• **Input for this task**
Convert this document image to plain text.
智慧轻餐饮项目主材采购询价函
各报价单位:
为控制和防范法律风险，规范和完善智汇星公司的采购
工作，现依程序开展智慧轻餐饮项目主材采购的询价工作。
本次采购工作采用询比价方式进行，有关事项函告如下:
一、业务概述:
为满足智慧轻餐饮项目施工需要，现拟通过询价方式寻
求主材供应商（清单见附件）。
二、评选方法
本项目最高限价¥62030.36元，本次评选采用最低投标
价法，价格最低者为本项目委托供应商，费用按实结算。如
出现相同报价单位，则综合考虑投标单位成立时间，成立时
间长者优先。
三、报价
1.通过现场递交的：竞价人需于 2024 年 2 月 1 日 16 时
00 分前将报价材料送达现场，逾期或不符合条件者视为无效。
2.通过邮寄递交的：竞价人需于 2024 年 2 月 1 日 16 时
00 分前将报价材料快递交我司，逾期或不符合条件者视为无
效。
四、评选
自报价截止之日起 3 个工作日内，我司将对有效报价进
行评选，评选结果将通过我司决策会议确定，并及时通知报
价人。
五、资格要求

• **Required work**
From the records above, report the count of lines containing "竞价人需于" and nothing more.

• **Result of the exercise**
2